[Figure data in JSON]
_ _ _ _ _

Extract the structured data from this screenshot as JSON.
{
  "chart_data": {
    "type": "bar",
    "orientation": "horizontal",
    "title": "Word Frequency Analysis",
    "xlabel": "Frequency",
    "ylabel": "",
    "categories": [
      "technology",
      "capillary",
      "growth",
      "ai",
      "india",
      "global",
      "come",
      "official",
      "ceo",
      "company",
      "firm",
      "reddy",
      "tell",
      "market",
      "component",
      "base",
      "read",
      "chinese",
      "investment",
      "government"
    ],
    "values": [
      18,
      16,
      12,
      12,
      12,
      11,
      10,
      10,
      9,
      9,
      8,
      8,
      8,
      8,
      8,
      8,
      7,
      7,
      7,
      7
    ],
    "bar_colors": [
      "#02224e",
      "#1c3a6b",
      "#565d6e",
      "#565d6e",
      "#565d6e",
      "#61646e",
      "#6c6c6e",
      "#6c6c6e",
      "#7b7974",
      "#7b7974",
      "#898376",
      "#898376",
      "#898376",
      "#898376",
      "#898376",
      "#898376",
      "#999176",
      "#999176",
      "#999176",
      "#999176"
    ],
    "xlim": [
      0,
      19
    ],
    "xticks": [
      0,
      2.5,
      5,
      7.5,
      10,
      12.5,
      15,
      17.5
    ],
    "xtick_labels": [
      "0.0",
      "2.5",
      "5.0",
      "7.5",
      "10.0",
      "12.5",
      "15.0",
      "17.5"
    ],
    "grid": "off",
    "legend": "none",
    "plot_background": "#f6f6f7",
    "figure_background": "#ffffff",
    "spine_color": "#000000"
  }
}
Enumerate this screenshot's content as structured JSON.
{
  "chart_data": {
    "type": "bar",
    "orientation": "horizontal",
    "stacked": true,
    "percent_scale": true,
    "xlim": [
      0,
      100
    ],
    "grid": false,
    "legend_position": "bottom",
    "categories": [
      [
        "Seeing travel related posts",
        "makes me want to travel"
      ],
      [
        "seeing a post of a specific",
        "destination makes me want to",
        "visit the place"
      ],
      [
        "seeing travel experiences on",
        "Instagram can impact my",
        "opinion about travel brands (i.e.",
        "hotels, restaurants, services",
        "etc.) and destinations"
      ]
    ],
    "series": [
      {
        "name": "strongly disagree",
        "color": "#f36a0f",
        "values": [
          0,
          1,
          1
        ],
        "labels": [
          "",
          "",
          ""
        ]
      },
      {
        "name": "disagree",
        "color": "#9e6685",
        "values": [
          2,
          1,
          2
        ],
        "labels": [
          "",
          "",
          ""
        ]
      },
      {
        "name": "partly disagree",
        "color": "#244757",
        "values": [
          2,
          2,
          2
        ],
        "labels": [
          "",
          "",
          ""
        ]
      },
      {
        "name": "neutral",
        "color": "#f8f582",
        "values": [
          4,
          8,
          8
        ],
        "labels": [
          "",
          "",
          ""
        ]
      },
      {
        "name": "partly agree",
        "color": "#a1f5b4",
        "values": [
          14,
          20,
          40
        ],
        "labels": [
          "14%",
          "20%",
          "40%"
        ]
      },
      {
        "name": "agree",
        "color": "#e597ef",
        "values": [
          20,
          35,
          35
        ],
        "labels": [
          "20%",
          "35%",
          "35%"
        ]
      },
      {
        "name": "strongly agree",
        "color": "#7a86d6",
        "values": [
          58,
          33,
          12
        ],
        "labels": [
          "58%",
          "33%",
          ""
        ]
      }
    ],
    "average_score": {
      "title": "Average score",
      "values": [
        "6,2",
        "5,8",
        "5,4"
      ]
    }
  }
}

_ _ _ _ _

• What the task requires: Wherever "makes" shows up in a line, copy that line.

• Finished exercise:
        "makes me want to travel"
        "destination makes me want to",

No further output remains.